Goal of the exercise: Look through the material below. Copy every line with the string "Project" in it.
----------
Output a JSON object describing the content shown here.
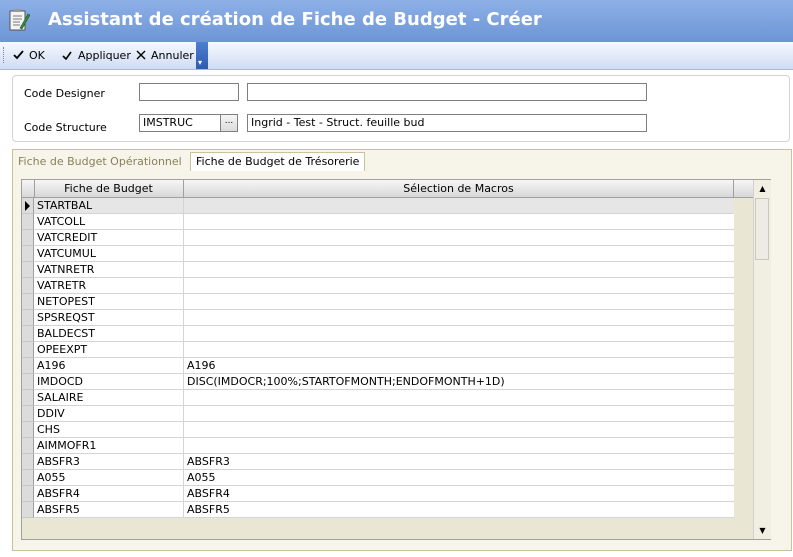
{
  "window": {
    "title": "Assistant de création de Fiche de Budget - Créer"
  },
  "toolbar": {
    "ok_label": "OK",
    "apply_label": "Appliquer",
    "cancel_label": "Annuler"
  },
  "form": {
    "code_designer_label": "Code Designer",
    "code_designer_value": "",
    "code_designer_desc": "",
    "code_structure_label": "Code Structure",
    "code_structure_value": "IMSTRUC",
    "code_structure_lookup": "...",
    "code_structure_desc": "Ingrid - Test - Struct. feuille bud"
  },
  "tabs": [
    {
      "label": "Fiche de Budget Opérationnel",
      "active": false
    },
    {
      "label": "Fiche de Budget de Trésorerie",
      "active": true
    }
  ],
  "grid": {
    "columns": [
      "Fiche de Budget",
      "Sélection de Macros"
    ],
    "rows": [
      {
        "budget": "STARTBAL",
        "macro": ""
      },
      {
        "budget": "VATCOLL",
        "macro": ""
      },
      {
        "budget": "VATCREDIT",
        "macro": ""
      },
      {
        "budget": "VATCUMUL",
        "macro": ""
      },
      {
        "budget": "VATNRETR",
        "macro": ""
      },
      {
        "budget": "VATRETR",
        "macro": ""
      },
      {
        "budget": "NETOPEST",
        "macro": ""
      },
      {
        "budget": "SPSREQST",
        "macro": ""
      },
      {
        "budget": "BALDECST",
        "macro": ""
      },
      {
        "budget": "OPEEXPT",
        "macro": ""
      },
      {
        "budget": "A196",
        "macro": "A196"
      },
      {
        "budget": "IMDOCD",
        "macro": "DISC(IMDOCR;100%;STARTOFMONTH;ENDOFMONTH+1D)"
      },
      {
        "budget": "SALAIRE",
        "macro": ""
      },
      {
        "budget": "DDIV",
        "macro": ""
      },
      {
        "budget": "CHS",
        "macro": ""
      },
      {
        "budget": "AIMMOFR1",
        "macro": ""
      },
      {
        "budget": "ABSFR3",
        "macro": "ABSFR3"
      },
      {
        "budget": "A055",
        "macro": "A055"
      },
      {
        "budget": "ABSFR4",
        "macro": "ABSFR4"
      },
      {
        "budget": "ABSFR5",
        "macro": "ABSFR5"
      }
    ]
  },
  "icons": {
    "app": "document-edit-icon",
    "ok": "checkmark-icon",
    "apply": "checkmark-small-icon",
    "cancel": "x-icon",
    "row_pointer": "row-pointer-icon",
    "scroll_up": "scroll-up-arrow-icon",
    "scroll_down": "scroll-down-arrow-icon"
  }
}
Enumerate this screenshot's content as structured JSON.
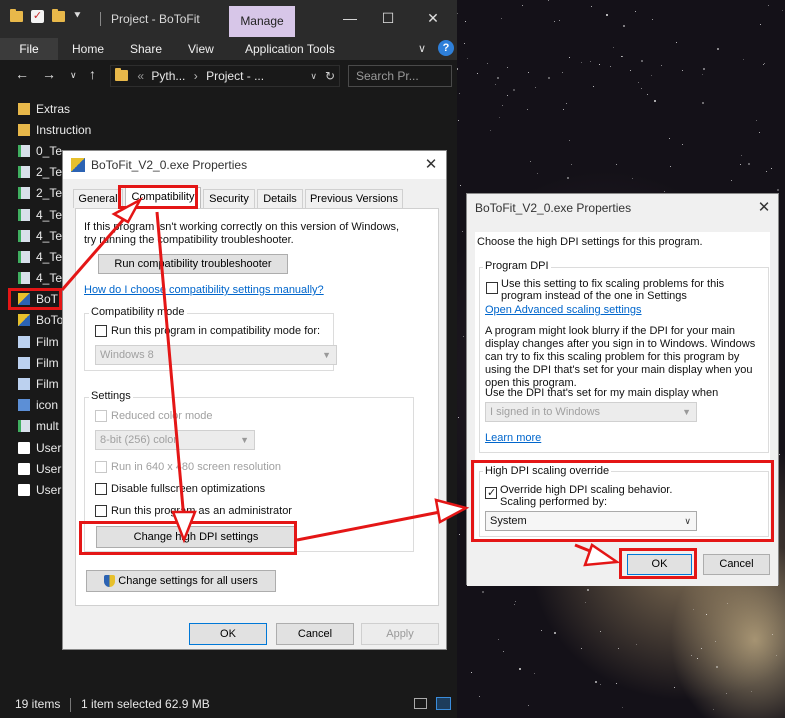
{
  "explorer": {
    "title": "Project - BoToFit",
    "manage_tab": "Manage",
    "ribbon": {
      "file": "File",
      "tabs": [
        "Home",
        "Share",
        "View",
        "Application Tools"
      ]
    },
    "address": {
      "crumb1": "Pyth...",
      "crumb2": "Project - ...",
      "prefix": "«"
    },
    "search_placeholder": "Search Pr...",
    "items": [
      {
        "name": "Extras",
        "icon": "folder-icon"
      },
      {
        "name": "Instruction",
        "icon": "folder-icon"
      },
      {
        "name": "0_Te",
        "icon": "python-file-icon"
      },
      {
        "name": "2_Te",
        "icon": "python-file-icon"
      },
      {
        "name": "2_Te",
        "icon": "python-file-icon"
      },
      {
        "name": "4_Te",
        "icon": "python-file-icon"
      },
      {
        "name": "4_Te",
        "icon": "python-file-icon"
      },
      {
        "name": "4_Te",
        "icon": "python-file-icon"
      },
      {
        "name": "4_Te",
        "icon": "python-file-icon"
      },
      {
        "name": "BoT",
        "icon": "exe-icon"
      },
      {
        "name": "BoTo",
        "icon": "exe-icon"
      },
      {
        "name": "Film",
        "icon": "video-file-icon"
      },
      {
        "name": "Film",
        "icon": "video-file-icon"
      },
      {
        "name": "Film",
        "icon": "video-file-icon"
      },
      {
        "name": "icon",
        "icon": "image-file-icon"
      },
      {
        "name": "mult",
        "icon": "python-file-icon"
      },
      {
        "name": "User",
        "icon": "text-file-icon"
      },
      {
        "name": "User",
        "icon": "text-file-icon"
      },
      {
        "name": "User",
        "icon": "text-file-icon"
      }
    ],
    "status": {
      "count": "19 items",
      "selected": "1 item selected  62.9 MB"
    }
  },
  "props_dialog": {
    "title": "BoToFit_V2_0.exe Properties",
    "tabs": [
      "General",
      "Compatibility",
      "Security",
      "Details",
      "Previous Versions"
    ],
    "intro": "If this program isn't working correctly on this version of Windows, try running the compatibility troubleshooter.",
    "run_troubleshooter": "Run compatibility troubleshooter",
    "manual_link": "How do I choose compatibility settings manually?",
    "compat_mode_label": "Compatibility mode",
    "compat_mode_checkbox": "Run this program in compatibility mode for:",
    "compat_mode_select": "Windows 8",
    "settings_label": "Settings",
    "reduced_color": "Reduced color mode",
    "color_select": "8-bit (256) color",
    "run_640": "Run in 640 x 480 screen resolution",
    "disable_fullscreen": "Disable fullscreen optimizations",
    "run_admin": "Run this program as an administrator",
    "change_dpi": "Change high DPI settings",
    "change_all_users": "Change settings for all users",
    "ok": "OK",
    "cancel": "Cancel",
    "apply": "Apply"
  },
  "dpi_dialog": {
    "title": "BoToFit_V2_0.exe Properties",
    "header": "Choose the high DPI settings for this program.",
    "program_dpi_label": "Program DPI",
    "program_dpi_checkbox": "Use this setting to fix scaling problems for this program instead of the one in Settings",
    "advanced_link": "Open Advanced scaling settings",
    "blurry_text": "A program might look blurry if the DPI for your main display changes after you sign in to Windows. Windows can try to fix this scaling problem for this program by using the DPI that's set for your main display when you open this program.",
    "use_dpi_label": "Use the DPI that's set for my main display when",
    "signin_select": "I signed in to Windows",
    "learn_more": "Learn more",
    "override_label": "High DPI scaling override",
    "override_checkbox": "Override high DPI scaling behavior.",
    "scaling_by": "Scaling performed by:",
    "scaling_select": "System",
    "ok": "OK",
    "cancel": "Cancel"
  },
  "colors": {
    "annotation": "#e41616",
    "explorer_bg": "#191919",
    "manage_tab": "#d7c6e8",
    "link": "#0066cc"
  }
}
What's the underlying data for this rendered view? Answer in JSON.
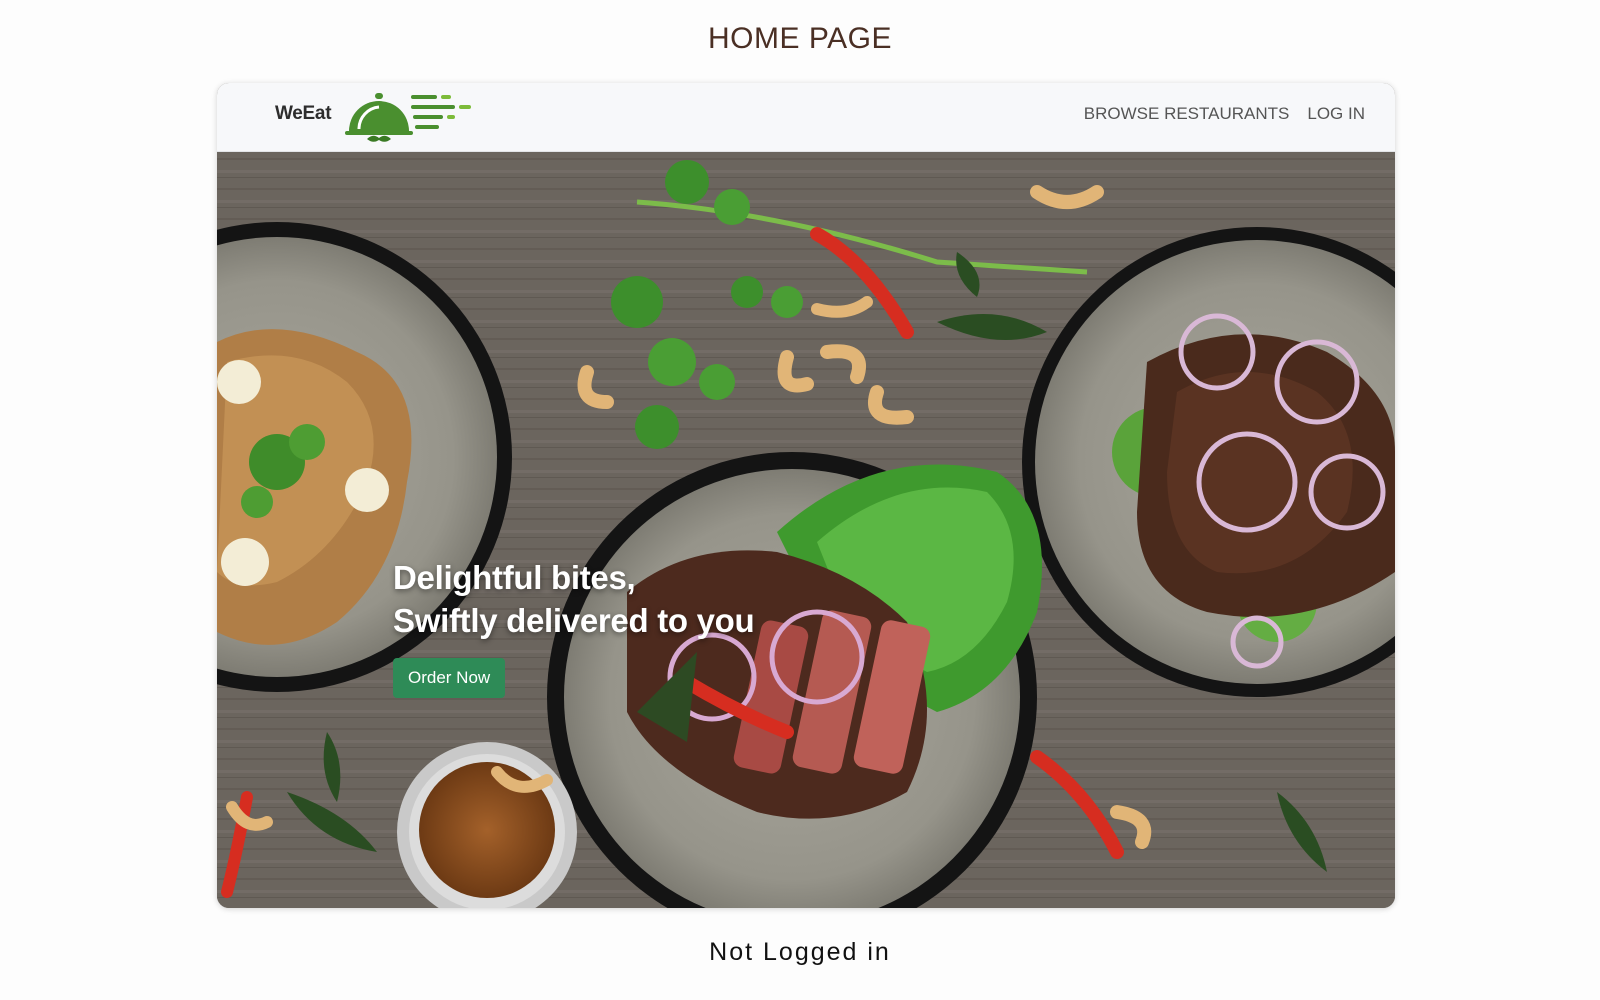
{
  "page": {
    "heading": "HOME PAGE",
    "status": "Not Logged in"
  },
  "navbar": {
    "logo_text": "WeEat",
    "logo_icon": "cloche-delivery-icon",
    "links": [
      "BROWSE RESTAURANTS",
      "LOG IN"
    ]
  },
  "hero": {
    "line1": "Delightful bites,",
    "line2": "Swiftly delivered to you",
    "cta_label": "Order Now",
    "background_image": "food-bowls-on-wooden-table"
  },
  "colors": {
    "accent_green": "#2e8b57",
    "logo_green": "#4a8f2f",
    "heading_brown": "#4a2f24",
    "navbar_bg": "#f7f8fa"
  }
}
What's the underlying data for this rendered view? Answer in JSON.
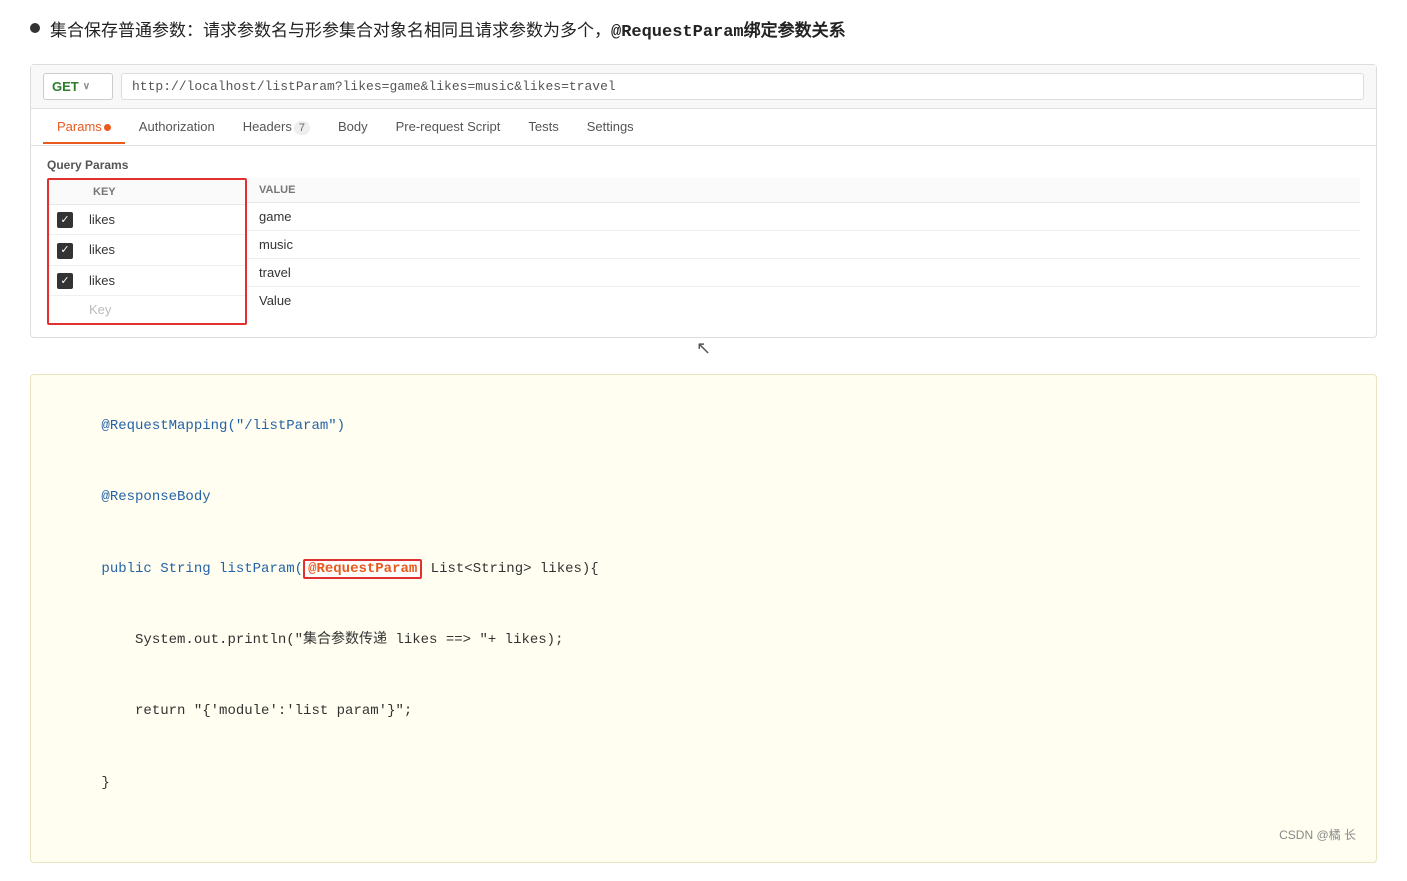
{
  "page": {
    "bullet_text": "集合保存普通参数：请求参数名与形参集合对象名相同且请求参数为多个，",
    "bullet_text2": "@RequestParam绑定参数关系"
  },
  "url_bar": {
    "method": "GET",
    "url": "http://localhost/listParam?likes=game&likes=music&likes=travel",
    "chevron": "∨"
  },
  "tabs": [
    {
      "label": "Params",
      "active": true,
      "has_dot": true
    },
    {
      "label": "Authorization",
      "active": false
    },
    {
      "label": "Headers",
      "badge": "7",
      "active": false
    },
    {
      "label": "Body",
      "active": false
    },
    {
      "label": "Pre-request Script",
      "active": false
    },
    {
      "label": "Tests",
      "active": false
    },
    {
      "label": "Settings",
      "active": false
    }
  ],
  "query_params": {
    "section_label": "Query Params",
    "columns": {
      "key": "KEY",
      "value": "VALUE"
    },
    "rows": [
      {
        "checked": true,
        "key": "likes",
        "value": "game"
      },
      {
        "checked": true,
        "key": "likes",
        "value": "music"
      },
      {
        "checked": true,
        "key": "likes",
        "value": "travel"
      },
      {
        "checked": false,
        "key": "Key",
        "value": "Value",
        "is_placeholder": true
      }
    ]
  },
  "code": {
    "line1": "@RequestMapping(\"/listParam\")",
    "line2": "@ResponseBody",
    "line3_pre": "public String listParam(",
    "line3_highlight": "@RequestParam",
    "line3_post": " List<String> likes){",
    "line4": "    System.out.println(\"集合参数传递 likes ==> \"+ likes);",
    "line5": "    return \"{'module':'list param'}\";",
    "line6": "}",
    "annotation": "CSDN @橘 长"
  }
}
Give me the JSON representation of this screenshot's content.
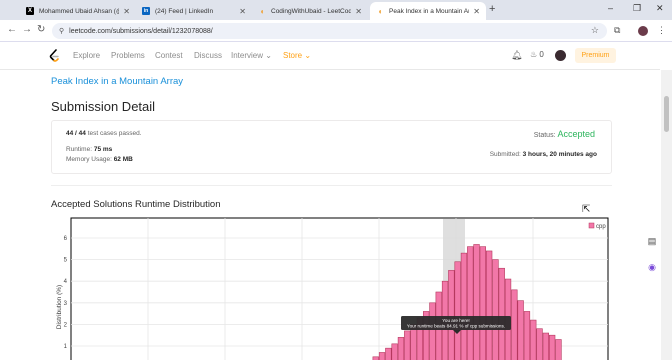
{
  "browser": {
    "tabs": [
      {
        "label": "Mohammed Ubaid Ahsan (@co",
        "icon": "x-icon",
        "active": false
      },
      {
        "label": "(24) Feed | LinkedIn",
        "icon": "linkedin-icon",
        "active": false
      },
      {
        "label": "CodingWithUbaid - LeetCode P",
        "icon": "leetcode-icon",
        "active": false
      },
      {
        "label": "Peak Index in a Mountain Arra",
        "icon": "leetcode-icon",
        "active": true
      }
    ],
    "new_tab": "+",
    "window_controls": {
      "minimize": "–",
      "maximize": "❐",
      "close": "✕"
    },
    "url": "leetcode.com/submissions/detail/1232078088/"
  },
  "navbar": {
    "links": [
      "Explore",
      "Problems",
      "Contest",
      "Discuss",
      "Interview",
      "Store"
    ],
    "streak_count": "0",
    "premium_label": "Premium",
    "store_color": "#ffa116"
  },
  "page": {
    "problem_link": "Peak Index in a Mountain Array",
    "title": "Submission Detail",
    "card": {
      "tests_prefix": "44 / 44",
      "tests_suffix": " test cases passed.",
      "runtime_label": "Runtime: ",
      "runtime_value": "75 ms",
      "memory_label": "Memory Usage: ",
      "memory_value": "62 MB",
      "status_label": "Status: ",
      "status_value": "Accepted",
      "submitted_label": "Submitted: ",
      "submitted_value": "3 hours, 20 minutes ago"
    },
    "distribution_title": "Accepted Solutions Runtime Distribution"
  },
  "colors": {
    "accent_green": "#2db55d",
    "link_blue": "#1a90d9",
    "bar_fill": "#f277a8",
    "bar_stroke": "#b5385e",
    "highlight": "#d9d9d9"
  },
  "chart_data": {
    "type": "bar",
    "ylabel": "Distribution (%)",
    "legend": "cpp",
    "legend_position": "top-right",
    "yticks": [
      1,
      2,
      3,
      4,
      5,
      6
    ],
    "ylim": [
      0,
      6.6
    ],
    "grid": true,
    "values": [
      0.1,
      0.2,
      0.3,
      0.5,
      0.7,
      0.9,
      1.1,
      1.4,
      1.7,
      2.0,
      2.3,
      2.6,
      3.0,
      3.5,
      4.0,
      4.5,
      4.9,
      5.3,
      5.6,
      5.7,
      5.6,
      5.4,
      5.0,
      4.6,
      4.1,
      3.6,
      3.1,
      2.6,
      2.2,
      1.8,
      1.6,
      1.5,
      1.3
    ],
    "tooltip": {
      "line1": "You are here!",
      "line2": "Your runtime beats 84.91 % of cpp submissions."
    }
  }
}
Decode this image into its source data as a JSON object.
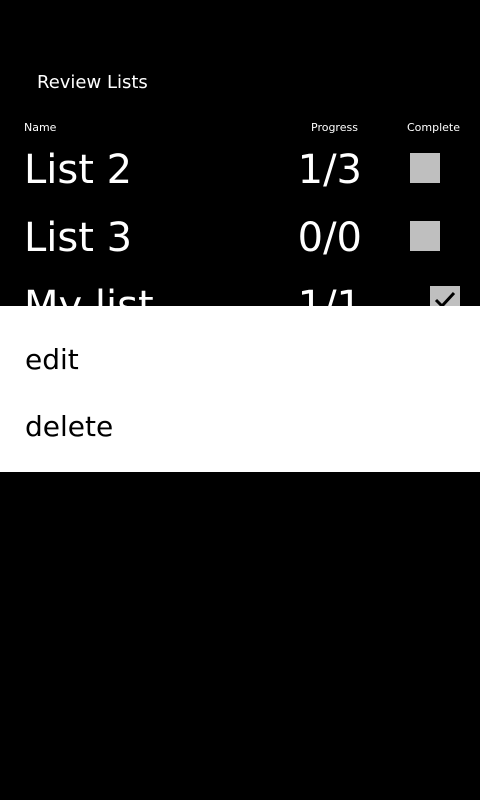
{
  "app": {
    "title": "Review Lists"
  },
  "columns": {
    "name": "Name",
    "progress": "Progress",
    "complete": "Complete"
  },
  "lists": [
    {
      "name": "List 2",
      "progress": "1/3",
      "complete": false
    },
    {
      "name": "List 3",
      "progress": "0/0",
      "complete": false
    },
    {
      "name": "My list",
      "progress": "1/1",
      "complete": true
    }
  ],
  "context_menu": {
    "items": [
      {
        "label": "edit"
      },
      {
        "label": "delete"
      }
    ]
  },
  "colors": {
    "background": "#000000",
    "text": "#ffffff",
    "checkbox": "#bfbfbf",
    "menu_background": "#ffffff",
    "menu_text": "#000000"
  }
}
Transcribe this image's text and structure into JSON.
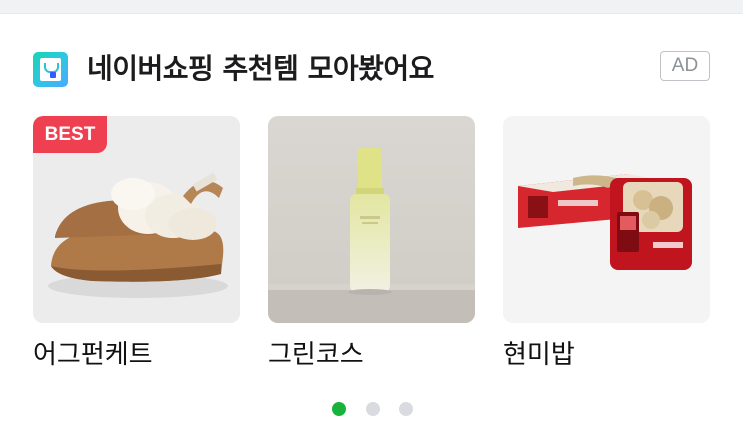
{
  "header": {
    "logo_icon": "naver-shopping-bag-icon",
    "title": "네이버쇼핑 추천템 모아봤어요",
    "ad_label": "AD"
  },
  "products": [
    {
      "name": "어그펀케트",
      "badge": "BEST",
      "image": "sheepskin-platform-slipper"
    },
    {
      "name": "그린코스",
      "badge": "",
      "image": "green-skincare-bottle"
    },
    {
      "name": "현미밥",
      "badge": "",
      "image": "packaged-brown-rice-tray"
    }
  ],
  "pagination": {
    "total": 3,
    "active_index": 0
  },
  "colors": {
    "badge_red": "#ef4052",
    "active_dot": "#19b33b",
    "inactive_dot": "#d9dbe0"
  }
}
----------
Worked answer:
    "title": "Project - BoToFit",
      "crumb2": "Project - ...",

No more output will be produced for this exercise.